## DIRECTION
All entries must be extracted exactly, with nothing added or dropped.

──────── DATASET ENTRIES ────────

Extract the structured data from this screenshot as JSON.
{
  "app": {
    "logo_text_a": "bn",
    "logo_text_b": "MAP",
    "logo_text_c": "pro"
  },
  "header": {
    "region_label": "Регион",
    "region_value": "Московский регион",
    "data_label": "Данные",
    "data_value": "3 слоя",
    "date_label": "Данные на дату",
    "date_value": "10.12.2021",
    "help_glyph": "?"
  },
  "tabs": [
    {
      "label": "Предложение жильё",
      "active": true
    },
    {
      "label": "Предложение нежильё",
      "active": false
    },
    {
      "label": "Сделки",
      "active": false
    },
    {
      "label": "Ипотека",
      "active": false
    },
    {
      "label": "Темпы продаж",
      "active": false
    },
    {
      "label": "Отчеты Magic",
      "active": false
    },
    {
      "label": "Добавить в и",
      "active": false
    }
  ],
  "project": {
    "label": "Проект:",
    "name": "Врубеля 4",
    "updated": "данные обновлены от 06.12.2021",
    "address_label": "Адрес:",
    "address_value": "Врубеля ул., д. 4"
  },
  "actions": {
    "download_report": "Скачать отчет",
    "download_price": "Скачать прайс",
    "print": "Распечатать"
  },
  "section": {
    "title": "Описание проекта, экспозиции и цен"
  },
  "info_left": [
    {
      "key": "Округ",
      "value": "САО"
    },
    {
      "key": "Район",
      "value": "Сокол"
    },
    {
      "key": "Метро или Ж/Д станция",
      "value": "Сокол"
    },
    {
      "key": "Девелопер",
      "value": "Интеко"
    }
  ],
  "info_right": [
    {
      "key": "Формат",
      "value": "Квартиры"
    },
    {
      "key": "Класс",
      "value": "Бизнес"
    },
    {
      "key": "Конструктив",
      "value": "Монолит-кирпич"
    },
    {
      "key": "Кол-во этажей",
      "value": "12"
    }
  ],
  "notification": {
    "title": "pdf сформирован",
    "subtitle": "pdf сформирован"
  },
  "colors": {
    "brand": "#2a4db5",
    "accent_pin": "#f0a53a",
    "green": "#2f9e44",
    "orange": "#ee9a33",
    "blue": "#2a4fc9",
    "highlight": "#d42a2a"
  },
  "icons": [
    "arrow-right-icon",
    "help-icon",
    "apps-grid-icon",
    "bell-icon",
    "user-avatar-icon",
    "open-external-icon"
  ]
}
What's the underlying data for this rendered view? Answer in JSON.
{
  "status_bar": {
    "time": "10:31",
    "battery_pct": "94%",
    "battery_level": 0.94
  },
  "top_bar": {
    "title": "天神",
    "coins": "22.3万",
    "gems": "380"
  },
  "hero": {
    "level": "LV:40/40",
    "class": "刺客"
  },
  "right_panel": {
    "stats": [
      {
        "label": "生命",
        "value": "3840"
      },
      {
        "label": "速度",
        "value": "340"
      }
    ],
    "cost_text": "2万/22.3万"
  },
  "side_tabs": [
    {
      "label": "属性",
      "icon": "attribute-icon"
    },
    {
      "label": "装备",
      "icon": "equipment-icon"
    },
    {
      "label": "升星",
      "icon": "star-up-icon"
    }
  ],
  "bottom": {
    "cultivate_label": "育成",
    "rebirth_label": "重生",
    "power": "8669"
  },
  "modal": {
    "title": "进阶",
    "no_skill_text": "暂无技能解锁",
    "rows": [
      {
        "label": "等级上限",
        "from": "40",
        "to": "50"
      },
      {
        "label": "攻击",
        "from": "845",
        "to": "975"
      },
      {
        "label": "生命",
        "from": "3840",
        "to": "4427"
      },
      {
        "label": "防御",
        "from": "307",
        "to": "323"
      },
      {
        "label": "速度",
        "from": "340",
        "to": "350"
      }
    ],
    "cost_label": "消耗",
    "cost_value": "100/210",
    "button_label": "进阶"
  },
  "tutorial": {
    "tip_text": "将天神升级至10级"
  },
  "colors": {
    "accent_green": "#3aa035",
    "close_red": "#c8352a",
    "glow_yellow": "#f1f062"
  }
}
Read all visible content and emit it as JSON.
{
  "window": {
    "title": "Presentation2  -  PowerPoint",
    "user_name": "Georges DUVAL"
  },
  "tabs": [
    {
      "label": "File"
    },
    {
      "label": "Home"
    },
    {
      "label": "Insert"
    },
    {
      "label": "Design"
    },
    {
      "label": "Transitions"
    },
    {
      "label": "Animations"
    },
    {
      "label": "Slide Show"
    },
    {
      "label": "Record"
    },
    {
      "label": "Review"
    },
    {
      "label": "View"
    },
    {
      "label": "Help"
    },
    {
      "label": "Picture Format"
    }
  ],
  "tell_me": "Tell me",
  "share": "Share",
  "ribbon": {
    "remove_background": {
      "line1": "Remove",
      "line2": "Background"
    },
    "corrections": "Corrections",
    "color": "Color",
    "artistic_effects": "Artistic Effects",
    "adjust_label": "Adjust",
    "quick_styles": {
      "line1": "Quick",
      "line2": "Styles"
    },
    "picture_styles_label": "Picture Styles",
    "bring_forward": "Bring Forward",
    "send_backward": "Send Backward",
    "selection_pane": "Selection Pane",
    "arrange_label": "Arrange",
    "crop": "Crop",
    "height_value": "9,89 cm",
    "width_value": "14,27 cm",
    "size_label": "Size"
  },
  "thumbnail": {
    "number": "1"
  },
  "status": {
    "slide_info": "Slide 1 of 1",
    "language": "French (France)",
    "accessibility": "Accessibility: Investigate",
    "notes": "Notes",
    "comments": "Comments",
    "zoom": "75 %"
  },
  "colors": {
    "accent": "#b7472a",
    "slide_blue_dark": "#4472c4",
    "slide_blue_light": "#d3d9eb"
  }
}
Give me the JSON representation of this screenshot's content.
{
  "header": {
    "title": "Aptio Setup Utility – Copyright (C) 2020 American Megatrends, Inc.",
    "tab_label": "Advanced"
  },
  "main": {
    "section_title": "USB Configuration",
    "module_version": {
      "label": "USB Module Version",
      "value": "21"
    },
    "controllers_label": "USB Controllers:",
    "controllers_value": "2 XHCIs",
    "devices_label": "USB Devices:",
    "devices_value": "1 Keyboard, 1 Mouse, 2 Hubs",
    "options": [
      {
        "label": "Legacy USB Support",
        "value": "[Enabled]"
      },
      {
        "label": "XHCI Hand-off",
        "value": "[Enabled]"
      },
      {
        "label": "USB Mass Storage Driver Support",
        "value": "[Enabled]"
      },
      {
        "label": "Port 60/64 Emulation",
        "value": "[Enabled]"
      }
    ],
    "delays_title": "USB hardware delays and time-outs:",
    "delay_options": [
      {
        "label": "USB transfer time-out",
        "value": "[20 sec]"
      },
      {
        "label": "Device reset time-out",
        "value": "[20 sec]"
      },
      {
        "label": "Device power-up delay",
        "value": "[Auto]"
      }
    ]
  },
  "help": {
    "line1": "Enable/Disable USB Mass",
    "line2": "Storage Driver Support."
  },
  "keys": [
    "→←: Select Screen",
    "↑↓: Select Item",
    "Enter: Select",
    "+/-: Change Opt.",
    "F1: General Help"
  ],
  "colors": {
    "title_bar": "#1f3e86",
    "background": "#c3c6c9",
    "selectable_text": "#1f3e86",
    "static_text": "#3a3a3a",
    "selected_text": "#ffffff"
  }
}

────────

## SOLVED EXERCISE
Extract the structured data from this screenshot as JSON.
{
  "app": {
    "logo_text_a": "bn",
    "logo_text_b": "MAP",
    "logo_text_c": "pro"
  },
  "header": {
    "region_label": "Регион",
    "region_value": "Московский регион",
    "data_label": "Данные",
    "data_value": "3 слоя",
    "date_label": "Данные на дату",
    "date_value": "10.12.2021",
    "help_glyph": "?"
  },
  "tabs": [
    {
      "label": "Предложение жильё",
      "active": true
    },
    {
      "label": "Предложение нежильё",
      "active": false
    },
    {
      "label": "Сделки",
      "active": false
    },
    {
      "label": "Ипотека",
      "active": false
    },
    {
      "label": "Темпы продаж",
      "active": false
    },
    {
      "label": "Отчеты Magic",
      "active": false
    },
    {
      "label": "Добавить в и",
      "active": false
    }
  ],
  "project": {
    "label": "Проект:",
    "name": "Врубеля 4",
    "updated": "данные обновлены от 06.12.2021",
    "address_label": "Адрес:",
    "address_value": "Врубеля ул., д. 4"
  },
  "actions": {
    "download_report": "Скачать отчет",
    "download_price": "Скачать прайс",
    "print": "Распечатать"
  },
  "section": {
    "title": "Описание проекта, экспозиции и цен"
  },
  "info_left": [
    {
      "key": "Округ",
      "value": "САО"
    },
    {
      "key": "Район",
      "value": "Сокол"
    },
    {
      "key": "Метро или Ж/Д станция",
      "value": "Сокол"
    },
    {
      "key": "Девелопер",
      "value": "Интеко"
    }
  ],
  "info_right": [
    {
      "key": "Формат",
      "value": "Квартиры"
    },
    {
      "key": "Класс",
      "value": "Бизнес"
    },
    {
      "key": "Конструктив",
      "value": "Монолит-кирпич"
    },
    {
      "key": "Кол-во этажей",
      "value": "12"
    }
  ],
  "notification": {
    "title": "pdf сформирован",
    "subtitle": "pdf сформирован"
  },
  "colors": {
    "brand": "#2a4db5",
    "accent_pin": "#f0a53a",
    "green": "#2f9e44",
    "orange": "#ee9a33",
    "blue": "#2a4fc9",
    "highlight": "#d42a2a"
  },
  "icons": [
    "arrow-right-icon",
    "help-icon",
    "apps-grid-icon",
    "bell-icon",
    "user-avatar-icon",
    "open-external-icon"
  ]
}
What's the underlying data for this rendered view? Answer in JSON.
{
  "status_bar": {
    "time": "10:31",
    "battery_pct": "94%",
    "battery_level": 0.94
  },
  "top_bar": {
    "title": "天神",
    "coins": "22.3万",
    "gems": "380"
  },
  "hero": {
    "level": "LV:40/40",
    "class": "刺客"
  },
  "right_panel": {
    "stats": [
      {
        "label": "生命",
        "value": "3840"
      },
      {
        "label": "速度",
        "value": "340"
      }
    ],
    "cost_text": "2万/22.3万"
  },
  "side_tabs": [
    {
      "label": "属性",
      "icon": "attribute-icon"
    },
    {
      "label": "装备",
      "icon": "equipment-icon"
    },
    {
      "label": "升星",
      "icon": "star-up-icon"
    }
  ],
  "bottom": {
    "cultivate_label": "育成",
    "rebirth_label": "重生",
    "power": "8669"
  },
  "modal": {
    "title": "进阶",
    "no_skill_text": "暂无技能解锁",
    "rows": [
      {
        "label": "等级上限",
        "from": "40",
        "to": "50"
      },
      {
        "label": "攻击",
        "from": "845",
        "to": "975"
      },
      {
        "label": "生命",
        "from": "3840",
        "to": "4427"
      },
      {
        "label": "防御",
        "from": "307",
        "to": "323"
      },
      {
        "label": "速度",
        "from": "340",
        "to": "350"
      }
    ],
    "cost_label": "消耗",
    "cost_value": "100/210",
    "button_label": "进阶"
  },
  "tutorial": {
    "tip_text": "将天神升级至10级"
  },
  "colors": {
    "accent_green": "#3aa035",
    "close_red": "#c8352a",
    "glow_yellow": "#f1f062"
  }
}
Read all visible content and emit it as JSON.
{
  "window": {
    "title": "Presentation2  -  PowerPoint",
    "user_name": "Georges DUVAL"
  },
  "tabs": [
    {
      "label": "File"
    },
    {
      "label": "Home"
    },
    {
      "label": "Insert"
    },
    {
      "label": "Design"
    },
    {
      "label": "Transitions"
    },
    {
      "label": "Animations"
    },
    {
      "label": "Slide Show"
    },
    {
      "label": "Record"
    },
    {
      "label": "Review"
    },
    {
      "label": "View"
    },
    {
      "label": "Help"
    },
    {
      "label": "Picture Format"
    }
  ],
  "tell_me": "Tell me",
  "share": "Share",
  "ribbon": {
    "remove_background": {
      "line1": "Remove",
      "line2": "Background"
    },
    "corrections": "Corrections",
    "color": "Color",
    "artistic_effects": "Artistic Effects",
    "adjust_label": "Adjust",
    "quick_styles": {
      "line1": "Quick",
      "line2": "Styles"
    },
    "picture_styles_label": "Picture Styles",
    "bring_forward": "Bring Forward",
    "send_backward": "Send Backward",
    "selection_pane": "Selection Pane",
    "arrange_label": "Arrange",
    "crop": "Crop",
    "height_value": "9,89 cm",
    "width_value": "14,27 cm",
    "size_label": "Size"
  },
  "thumbnail": {
    "number": "1"
  },
  "status": {
    "slide_info": "Slide 1 of 1",
    "language": "French (France)",
    "accessibility": "Accessibility: Investigate",
    "notes": "Notes",
    "comments": "Comments",
    "zoom": "75 %"
  },
  "colors": {
    "accent": "#b7472a",
    "slide_blue_dark": "#4472c4",
    "slide_blue_light": "#d3d9eb"
  }
}
Give me the JSON representation of this screenshot's content.
{
  "header": {
    "title": "Aptio Setup Utility – Copyright (C) 2020 American Megatrends, Inc.",
    "tab_label": "Advanced"
  },
  "main": {
    "section_title": "USB Configuration",
    "module_version": {
      "label": "USB Module Version",
      "value": "21"
    },
    "controllers_label": "USB Controllers:",
    "controllers_value": "2 XHCIs",
    "devices_label": "USB Devices:",
    "devices_value": "1 Keyboard, 1 Mouse, 2 Hubs",
    "options": [
      {
        "label": "Legacy USB Support",
        "value": "[Enabled]"
      },
      {
        "label": "XHCI Hand-off",
        "value": "[Enabled]"
      },
      {
        "label": "USB Mass Storage Driver Support",
        "value": "[Enabled]"
      },
      {
        "label": "Port 60/64 Emulation",
        "value": "[Enabled]"
      }
    ],
    "delays_title": "USB hardware delays and time-outs:",
    "delay_options": [
      {
        "label": "USB transfer time-out",
        "value": "[20 sec]"
      },
      {
        "label": "Device reset time-out",
        "value": "[20 sec]"
      },
      {
        "label": "Device power-up delay",
        "value": "[Auto]"
      }
    ]
  },
  "help": {
    "line1": "Enable/Disable USB Mass",
    "line2": "Storage Driver Support."
  },
  "keys": [
    "→←: Select Screen",
    "↑↓: Select Item",
    "Enter: Select",
    "+/-: Change Opt.",
    "F1: General Help"
  ],
  "colors": {
    "title_bar": "#1f3e86",
    "background": "#c3c6c9",
    "selectable_text": "#1f3e86",
    "static_text": "#3a3a3a",
    "selected_text": "#ffffff"
  }
}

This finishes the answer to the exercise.